Check every line of the data below for the string "this", and copy the ones that hold it.

>> start

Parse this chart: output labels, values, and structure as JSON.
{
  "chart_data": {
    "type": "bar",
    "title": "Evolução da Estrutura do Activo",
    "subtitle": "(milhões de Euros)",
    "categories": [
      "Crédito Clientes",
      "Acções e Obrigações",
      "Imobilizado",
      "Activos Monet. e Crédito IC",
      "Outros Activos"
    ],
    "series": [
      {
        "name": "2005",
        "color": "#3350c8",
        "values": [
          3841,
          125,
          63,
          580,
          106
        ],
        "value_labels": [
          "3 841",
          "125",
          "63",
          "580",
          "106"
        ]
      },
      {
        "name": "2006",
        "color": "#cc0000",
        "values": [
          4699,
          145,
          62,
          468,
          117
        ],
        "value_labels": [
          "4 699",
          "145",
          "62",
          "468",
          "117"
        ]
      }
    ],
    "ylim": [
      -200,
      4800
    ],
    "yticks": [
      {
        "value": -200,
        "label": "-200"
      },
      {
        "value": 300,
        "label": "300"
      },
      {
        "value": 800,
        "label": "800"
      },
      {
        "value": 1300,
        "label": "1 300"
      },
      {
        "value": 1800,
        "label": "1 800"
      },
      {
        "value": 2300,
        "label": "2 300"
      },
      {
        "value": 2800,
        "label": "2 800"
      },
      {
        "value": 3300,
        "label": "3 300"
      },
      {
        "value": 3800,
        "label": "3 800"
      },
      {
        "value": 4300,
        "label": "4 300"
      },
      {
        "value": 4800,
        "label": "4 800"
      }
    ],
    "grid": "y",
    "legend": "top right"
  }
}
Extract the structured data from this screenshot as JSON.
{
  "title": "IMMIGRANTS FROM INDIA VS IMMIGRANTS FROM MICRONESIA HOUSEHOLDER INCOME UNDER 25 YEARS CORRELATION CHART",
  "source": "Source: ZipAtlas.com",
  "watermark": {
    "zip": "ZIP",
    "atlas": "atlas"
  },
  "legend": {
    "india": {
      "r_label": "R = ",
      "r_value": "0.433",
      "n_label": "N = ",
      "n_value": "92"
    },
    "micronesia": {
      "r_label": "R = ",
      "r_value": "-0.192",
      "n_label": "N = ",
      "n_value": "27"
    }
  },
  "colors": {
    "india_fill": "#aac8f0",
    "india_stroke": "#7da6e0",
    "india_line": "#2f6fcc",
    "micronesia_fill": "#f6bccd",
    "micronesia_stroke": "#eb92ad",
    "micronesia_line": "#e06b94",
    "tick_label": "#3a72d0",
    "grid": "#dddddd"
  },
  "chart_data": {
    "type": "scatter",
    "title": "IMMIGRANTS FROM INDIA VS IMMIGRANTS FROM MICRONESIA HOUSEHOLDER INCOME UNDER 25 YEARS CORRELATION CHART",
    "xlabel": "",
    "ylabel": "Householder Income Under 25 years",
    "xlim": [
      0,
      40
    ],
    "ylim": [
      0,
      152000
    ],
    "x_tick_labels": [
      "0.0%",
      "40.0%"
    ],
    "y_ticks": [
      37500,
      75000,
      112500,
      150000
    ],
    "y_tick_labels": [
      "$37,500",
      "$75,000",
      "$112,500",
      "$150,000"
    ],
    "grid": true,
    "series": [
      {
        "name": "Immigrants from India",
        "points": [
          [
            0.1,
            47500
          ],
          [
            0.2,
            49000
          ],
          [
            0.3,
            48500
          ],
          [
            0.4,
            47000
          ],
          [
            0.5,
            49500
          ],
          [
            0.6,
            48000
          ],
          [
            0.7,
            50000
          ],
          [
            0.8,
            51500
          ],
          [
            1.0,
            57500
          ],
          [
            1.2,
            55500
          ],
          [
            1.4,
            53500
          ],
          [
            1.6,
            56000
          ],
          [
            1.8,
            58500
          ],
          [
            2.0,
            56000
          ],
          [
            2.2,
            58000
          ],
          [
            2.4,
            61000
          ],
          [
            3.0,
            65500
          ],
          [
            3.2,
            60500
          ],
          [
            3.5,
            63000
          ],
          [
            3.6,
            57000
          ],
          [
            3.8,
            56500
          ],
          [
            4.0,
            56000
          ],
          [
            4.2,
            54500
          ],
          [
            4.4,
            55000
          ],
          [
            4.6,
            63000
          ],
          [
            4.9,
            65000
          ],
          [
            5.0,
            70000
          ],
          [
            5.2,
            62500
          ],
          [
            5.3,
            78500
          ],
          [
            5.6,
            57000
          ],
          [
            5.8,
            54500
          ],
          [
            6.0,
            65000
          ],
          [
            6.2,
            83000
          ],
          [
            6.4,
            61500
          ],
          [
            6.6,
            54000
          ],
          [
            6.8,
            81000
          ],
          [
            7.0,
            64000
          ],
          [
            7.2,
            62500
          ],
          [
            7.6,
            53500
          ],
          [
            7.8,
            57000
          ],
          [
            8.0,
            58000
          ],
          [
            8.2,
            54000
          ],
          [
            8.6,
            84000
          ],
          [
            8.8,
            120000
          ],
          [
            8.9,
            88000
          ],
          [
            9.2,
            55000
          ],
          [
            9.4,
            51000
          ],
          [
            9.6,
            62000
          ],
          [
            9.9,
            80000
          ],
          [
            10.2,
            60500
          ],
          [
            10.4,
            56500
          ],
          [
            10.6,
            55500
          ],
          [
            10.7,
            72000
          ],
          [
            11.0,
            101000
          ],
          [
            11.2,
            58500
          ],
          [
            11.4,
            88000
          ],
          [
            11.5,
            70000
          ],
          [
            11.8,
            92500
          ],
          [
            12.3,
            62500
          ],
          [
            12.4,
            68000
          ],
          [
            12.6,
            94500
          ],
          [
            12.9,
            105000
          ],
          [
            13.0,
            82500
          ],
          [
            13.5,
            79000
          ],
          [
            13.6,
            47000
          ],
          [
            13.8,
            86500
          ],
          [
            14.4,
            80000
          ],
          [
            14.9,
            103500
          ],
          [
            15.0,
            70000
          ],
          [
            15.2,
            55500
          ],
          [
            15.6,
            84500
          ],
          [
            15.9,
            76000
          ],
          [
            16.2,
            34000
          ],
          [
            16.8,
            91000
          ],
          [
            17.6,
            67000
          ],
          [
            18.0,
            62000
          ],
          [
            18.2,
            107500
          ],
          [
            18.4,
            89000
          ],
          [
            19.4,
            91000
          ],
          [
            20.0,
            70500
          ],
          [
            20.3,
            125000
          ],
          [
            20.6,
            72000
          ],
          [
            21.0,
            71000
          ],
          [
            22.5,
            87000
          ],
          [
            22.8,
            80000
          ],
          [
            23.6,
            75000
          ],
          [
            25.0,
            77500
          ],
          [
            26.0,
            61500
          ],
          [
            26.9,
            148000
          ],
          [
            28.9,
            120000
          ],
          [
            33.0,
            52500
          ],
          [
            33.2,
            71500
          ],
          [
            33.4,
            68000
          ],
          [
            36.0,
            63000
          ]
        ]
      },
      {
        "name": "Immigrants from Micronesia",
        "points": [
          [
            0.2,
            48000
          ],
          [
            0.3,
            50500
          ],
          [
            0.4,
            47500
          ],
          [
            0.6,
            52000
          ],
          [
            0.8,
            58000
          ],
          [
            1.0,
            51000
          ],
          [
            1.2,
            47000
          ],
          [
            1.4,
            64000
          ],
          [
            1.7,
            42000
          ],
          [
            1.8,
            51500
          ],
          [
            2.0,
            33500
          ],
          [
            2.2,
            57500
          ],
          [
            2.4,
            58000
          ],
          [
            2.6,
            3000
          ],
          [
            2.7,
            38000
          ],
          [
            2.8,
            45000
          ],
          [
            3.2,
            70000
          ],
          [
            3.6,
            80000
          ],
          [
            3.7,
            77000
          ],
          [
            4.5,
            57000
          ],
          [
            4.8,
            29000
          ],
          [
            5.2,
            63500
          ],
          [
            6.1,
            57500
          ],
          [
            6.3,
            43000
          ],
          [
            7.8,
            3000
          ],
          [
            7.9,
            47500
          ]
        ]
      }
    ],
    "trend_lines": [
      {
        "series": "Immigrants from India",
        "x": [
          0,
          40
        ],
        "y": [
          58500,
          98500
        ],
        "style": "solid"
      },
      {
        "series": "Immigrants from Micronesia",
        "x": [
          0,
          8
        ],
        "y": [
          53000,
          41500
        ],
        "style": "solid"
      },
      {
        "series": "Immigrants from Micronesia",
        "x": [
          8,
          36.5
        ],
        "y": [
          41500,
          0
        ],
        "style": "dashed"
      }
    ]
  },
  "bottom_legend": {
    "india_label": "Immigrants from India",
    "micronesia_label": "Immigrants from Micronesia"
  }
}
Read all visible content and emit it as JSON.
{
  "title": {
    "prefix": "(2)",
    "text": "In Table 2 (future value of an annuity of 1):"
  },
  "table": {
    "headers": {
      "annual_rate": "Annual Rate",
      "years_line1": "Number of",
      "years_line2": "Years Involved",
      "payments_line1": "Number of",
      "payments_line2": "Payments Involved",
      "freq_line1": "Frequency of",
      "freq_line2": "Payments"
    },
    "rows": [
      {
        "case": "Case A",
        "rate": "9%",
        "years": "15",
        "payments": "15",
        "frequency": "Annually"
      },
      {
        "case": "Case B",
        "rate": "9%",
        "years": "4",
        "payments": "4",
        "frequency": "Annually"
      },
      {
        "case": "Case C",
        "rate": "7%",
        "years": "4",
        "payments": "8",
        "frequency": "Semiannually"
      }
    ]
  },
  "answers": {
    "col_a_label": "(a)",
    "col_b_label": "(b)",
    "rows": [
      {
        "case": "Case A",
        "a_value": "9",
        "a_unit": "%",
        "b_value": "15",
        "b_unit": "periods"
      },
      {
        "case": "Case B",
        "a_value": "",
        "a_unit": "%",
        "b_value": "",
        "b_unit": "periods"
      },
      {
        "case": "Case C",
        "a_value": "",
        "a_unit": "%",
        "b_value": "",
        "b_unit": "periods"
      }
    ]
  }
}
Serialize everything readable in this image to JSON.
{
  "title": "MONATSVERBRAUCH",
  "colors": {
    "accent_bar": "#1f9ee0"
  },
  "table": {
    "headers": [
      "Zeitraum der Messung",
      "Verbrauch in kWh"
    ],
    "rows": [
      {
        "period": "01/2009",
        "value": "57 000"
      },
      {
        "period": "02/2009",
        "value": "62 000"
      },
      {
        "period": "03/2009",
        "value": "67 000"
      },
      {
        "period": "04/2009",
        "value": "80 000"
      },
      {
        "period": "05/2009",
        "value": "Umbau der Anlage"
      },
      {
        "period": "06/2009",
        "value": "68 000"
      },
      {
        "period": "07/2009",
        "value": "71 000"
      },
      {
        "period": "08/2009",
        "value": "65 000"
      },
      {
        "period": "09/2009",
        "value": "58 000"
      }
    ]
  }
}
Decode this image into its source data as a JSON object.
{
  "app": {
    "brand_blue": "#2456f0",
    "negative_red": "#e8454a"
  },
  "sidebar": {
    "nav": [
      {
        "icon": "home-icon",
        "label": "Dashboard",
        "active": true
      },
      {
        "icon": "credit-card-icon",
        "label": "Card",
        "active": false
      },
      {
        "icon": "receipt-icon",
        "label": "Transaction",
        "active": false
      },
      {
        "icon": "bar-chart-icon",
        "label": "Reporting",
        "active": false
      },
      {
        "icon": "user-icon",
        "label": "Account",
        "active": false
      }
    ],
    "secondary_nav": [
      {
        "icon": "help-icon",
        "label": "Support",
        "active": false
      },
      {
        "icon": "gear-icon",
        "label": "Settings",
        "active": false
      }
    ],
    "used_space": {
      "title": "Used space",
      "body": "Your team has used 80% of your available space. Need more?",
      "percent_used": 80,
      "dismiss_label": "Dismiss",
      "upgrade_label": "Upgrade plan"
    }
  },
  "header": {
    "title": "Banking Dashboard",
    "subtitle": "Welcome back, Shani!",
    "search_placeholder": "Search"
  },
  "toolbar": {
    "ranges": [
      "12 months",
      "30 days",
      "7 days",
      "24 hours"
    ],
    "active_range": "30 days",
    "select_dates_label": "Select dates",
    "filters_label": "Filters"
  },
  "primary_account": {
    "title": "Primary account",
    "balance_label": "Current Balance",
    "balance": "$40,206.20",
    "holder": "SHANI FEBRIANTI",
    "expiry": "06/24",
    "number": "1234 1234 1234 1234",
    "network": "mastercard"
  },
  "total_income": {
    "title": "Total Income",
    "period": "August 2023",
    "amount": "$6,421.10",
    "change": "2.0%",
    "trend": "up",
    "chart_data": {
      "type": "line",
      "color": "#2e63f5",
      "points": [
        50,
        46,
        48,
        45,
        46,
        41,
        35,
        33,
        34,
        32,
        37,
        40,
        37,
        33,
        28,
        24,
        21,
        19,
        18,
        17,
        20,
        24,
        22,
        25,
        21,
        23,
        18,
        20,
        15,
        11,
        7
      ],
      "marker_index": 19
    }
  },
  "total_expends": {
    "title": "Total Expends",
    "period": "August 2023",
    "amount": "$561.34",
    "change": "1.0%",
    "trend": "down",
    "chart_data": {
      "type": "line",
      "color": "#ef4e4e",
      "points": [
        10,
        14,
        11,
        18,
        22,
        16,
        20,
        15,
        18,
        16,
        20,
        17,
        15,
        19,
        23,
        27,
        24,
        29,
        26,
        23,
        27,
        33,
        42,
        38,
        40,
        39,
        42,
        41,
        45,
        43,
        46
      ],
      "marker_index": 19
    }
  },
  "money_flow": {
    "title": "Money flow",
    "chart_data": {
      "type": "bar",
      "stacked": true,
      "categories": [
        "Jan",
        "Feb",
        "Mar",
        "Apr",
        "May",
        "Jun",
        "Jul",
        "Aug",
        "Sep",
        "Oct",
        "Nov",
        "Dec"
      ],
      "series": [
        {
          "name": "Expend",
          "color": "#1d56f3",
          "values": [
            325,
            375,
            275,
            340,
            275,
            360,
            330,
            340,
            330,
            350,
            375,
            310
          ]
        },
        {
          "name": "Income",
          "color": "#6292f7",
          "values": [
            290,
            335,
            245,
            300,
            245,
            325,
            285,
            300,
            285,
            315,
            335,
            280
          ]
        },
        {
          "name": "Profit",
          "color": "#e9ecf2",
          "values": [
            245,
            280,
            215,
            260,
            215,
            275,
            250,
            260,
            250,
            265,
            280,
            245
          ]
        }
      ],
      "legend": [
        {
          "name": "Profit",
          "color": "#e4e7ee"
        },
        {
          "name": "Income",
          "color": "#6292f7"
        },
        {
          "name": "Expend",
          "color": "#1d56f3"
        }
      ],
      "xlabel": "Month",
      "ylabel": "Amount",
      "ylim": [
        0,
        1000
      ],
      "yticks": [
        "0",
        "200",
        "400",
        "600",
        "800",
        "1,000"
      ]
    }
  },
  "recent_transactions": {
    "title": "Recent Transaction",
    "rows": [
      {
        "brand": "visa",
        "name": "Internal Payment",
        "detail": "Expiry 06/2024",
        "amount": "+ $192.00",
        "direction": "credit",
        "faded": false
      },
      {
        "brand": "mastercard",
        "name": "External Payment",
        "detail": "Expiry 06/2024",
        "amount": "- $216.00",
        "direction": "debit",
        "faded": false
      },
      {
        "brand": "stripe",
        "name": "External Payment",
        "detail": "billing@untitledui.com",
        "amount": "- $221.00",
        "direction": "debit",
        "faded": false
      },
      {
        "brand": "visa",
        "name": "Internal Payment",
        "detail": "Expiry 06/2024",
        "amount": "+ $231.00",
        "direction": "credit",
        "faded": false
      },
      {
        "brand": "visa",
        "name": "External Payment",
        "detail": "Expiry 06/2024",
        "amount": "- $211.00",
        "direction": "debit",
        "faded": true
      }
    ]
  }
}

>> end

- _CORRECT RESULT_:
Parse this chart: output labels, values, and structure as JSON.
Extract the structured data from this screenshot as JSON.
Serialize everything readable in this image to JSON.
Decode this image into its source data as a JSON object.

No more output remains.